## Aim
Could you print every record below exactly as it appears?

········

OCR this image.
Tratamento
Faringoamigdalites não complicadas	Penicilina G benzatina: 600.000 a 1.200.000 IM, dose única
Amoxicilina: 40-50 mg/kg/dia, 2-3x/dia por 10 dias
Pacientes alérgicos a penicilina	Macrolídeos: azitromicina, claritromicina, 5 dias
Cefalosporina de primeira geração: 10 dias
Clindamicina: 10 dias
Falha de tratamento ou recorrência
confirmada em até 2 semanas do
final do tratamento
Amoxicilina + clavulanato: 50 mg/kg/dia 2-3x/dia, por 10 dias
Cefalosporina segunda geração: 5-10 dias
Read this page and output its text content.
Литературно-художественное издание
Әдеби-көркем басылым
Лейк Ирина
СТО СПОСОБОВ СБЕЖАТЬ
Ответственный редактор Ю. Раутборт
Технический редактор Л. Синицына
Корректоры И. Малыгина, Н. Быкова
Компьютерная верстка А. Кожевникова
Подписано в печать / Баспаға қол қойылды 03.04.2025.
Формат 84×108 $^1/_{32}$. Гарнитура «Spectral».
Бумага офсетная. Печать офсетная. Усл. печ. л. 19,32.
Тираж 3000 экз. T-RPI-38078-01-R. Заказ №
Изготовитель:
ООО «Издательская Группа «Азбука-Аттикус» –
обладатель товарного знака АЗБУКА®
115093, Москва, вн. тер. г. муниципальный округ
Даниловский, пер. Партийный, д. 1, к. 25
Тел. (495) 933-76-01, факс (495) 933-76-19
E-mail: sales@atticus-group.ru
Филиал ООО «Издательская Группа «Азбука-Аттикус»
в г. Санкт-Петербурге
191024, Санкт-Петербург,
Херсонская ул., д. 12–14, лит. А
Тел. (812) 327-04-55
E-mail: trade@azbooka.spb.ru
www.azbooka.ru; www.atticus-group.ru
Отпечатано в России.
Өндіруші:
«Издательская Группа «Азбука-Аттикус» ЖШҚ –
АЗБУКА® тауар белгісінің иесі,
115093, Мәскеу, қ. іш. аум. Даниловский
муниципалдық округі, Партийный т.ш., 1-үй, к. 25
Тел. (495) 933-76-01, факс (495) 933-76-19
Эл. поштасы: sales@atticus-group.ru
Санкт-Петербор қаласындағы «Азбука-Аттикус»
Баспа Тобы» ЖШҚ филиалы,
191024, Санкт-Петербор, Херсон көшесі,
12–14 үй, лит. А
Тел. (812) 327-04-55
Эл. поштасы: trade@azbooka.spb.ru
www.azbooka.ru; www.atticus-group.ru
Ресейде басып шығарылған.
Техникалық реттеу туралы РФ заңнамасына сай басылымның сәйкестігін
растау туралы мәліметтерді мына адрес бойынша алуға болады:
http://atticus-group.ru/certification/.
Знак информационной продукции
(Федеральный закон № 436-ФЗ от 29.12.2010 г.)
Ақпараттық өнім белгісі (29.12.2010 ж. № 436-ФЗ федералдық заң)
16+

········

## Solution to this problem
OCR this image.
Tratamento
Faringoamigdalites não complicadas	Penicilina G benzatina: 600.000 a 1.200.000 IM, dose única
Amoxicilina: 40-50 mg/kg/dia, 2-3x/dia por 10 dias
Pacientes alérgicos a penicilina	Macrolídeos: azitromicina, claritromicina, 5 dias
Cefalosporina de primeira geração: 10 dias
Clindamicina: 10 dias
Falha de tratamento ou recorrência
confirmada em até 2 semanas do
final do tratamento
Amoxicilina + clavulanato: 50 mg/kg/dia 2-3x/dia, por 10 dias
Cefalosporina segunda geração: 5-10 dias
Read this page and output its text content.
Литературно-художественное издание
Әдеби-көркем басылым
Лейк Ирина
СТО СПОСОБОВ СБЕЖАТЬ
Ответственный редактор Ю. Раутборт
Технический редактор Л. Синицына
Корректоры И. Малыгина, Н. Быкова
Компьютерная верстка А. Кожевникова
Подписано в печать / Баспаға қол қойылды 03.04.2025.
Формат 84×108 $^1/_{32}$. Гарнитура «Spectral».
Бумага офсетная. Печать офсетная. Усл. печ. л. 19,32.
Тираж 3000 экз. T-RPI-38078-01-R. Заказ №
Изготовитель:
ООО «Издательская Группа «Азбука-Аттикус» –
обладатель товарного знака АЗБУКА®
115093, Москва, вн. тер. г. муниципальный округ
Даниловский, пер. Партийный, д. 1, к. 25
Тел. (495) 933-76-01, факс (495) 933-76-19
E-mail: sales@atticus-group.ru
Филиал ООО «Издательская Группа «Азбука-Аттикус»
в г. Санкт-Петербурге
191024, Санкт-Петербург,
Херсонская ул., д. 12–14, лит. А
Тел. (812) 327-04-55
E-mail: trade@azbooka.spb.ru
www.azbooka.ru; www.atticus-group.ru
Отпечатано в России.
Өндіруші:
«Издательская Группа «Азбука-Аттикус» ЖШҚ –
АЗБУКА® тауар белгісінің иесі,
115093, Мәскеу, қ. іш. аум. Даниловский
муниципалдық округі, Партийный т.ш., 1-үй, к. 25
Тел. (495) 933-76-01, факс (495) 933-76-19
Эл. поштасы: sales@atticus-group.ru
Санкт-Петербор қаласындағы «Азбука-Аттикус»
Баспа Тобы» ЖШҚ филиалы,
191024, Санкт-Петербор, Херсон көшесі,
12–14 үй, лит. А
Тел. (812) 327-04-55
Эл. поштасы: trade@azbooka.spb.ru
www.azbooka.ru; www.atticus-group.ru
Ресейде басып шығарылған.
Техникалық реттеу туралы РФ заңнамасына сай басылымның сәйкестігін
растау туралы мәліметтерді мына адрес бойынша алуға болады:
http://atticus-group.ru/certification/.
Знак информационной продукции
(Федеральный закон № 436-ФЗ от 29.12.2010 г.)
Ақпараттық өнім белгісі (29.12.2010 ж. № 436-ФЗ федералдық заң)
16+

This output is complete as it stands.